━━ Entries provided ━━
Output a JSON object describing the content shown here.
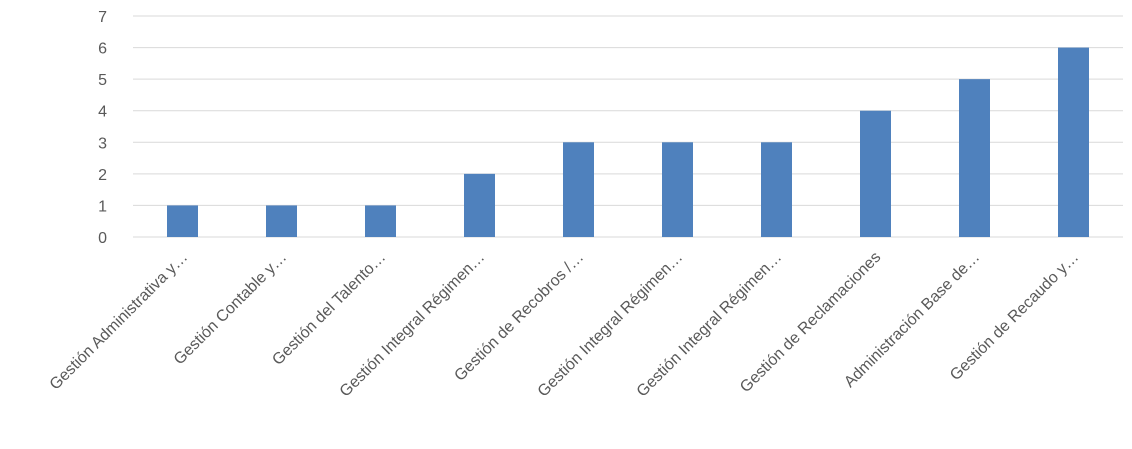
{
  "chart_data": {
    "type": "bar",
    "title": "",
    "xlabel": "",
    "ylabel": "",
    "categories": [
      "Gestión Administrativa y…",
      "Gestión Contable y…",
      "Gestión del Talento…",
      "Gestión Integral Régimen…",
      "Gestión de Recobros /…",
      "Gestión Integral Régimen…",
      "Gestión Integral Régimen…",
      "Gestión de Reclamaciones",
      "Administración Base de…",
      "Gestión de Recaudo y…"
    ],
    "values": [
      1,
      1,
      1,
      2,
      3,
      3,
      3,
      4,
      5,
      6
    ],
    "ylim": [
      0,
      7
    ],
    "yticks": [
      "0",
      "1",
      "2",
      "3",
      "4",
      "5",
      "6",
      "7"
    ],
    "grid": true,
    "legend": "none",
    "bar_color": "#4f81bd",
    "grid_color": "#d9d9d9",
    "text_color": "#595959"
  }
}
━━━
The material above must be printed exactly, with its pictures left out.

**Full response**.
Output a JSON object describing the content shown here.
{
  "chart_data": {
    "type": "bar",
    "title": "",
    "xlabel": "",
    "ylabel": "",
    "categories": [
      "Gestión Administrativa y…",
      "Gestión Contable y…",
      "Gestión del Talento…",
      "Gestión Integral Régimen…",
      "Gestión de Recobros /…",
      "Gestión Integral Régimen…",
      "Gestión Integral Régimen…",
      "Gestión de Reclamaciones",
      "Administración Base de…",
      "Gestión de Recaudo y…"
    ],
    "values": [
      1,
      1,
      1,
      2,
      3,
      3,
      3,
      4,
      5,
      6
    ],
    "ylim": [
      0,
      7
    ],
    "yticks": [
      "0",
      "1",
      "2",
      "3",
      "4",
      "5",
      "6",
      "7"
    ],
    "grid": true,
    "legend": "none",
    "bar_color": "#4f81bd",
    "grid_color": "#d9d9d9",
    "text_color": "#595959"
  }
}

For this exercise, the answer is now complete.